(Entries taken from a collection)
[start]

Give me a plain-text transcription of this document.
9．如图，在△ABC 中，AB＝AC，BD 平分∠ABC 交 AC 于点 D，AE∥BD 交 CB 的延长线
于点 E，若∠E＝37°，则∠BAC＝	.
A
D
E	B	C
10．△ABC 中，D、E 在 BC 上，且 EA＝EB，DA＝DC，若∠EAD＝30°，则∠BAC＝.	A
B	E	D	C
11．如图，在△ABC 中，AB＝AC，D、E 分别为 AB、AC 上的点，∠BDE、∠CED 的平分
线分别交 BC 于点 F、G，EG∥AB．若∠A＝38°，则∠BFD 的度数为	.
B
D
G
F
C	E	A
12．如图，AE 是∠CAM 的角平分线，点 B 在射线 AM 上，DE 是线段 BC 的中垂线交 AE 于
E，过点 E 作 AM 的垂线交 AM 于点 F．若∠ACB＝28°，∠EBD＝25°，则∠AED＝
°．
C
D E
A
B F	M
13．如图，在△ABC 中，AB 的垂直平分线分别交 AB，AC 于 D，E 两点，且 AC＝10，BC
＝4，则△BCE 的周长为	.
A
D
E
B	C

[end]
[start]

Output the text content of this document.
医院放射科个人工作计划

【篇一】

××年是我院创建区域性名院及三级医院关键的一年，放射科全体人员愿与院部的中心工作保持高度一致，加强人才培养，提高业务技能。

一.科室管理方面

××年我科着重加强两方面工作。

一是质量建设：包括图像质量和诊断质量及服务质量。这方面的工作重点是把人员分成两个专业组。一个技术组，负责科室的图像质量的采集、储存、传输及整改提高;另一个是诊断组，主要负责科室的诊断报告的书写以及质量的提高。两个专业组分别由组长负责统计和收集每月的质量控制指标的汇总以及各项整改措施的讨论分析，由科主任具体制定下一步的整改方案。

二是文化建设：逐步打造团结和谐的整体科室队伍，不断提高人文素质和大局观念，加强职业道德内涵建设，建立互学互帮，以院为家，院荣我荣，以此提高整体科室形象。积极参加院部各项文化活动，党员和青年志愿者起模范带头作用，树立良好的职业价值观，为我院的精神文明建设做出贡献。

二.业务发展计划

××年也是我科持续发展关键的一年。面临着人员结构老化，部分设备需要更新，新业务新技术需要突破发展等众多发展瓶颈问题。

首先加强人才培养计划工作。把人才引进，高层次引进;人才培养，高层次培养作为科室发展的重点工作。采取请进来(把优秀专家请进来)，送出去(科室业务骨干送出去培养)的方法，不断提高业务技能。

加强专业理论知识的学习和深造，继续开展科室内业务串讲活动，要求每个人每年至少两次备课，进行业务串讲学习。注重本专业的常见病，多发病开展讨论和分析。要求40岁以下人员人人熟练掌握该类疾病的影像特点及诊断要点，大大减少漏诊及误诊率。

[end]

INSTRUCTION: From the entries above, return each line with the word "text" in it.

RESULT OF THE TASK:
Give me a plain-text transcription of this document.
Output the text content of this document.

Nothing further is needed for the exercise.